- YOUR TASK
Reproduce this listing in full.

(Dataset rows about figures)
=-=-=

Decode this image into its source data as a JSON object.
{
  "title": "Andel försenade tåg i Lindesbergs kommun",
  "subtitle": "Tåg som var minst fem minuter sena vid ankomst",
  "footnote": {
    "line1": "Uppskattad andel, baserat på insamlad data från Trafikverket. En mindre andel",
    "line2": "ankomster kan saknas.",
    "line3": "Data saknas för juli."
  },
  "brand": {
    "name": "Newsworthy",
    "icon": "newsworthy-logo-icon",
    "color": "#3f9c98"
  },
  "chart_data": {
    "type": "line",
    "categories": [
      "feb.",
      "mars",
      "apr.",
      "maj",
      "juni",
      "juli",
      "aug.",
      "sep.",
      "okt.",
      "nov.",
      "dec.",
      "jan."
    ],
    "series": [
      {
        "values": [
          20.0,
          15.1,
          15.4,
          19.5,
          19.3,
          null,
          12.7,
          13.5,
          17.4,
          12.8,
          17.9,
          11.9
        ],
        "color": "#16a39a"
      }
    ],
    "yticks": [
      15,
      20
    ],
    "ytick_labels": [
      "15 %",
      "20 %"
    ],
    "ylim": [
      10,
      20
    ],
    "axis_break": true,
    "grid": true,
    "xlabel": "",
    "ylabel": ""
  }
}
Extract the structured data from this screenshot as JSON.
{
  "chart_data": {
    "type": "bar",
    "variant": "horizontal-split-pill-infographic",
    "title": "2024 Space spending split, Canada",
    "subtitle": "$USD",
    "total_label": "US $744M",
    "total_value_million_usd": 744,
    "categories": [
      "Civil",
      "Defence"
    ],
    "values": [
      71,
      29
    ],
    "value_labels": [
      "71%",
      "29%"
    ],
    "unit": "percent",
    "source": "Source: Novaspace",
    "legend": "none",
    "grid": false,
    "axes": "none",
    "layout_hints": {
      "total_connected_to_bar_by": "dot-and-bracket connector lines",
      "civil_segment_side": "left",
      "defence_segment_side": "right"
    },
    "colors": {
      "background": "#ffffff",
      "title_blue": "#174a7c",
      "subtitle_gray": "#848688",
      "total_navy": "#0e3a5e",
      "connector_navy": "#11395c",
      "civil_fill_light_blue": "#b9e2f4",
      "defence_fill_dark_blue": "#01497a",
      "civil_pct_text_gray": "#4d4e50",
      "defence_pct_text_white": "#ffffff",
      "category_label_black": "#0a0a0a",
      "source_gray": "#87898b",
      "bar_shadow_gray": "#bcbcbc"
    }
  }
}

=-=-=

- THE REPLY
Decode this image into its source data as a JSON object.
{
  "title": "Andel försenade tåg i Lindesbergs kommun",
  "subtitle": "Tåg som var minst fem minuter sena vid ankomst",
  "footnote": {
    "line1": "Uppskattad andel, baserat på insamlad data från Trafikverket. En mindre andel",
    "line2": "ankomster kan saknas.",
    "line3": "Data saknas för juli."
  },
  "brand": {
    "name": "Newsworthy",
    "icon": "newsworthy-logo-icon",
    "color": "#3f9c98"
  },
  "chart_data": {
    "type": "line",
    "categories": [
      "feb.",
      "mars",
      "apr.",
      "maj",
      "juni",
      "juli",
      "aug.",
      "sep.",
      "okt.",
      "nov.",
      "dec.",
      "jan."
    ],
    "series": [
      {
        "values": [
          20.0,
          15.1,
          15.4,
          19.5,
          19.3,
          null,
          12.7,
          13.5,
          17.4,
          12.8,
          17.9,
          11.9
        ],
        "color": "#16a39a"
      }
    ],
    "yticks": [
      15,
      20
    ],
    "ytick_labels": [
      "15 %",
      "20 %"
    ],
    "ylim": [
      10,
      20
    ],
    "axis_break": true,
    "grid": true,
    "xlabel": "",
    "ylabel": ""
  }
}
Extract the structured data from this screenshot as JSON.
{
  "chart_data": {
    "type": "bar",
    "variant": "horizontal-split-pill-infographic",
    "title": "2024 Space spending split, Canada",
    "subtitle": "$USD",
    "total_label": "US $744M",
    "total_value_million_usd": 744,
    "categories": [
      "Civil",
      "Defence"
    ],
    "values": [
      71,
      29
    ],
    "value_labels": [
      "71%",
      "29%"
    ],
    "unit": "percent",
    "source": "Source: Novaspace",
    "legend": "none",
    "grid": false,
    "axes": "none",
    "layout_hints": {
      "total_connected_to_bar_by": "dot-and-bracket connector lines",
      "civil_segment_side": "left",
      "defence_segment_side": "right"
    },
    "colors": {
      "background": "#ffffff",
      "title_blue": "#174a7c",
      "subtitle_gray": "#848688",
      "total_navy": "#0e3a5e",
      "connector_navy": "#11395c",
      "civil_fill_light_blue": "#b9e2f4",
      "defence_fill_dark_blue": "#01497a",
      "civil_pct_text_gray": "#4d4e50",
      "defence_pct_text_white": "#ffffff",
      "category_label_black": "#0a0a0a",
      "source_gray": "#87898b",
      "bar_shadow_gray": "#bcbcbc"
    }
  }
}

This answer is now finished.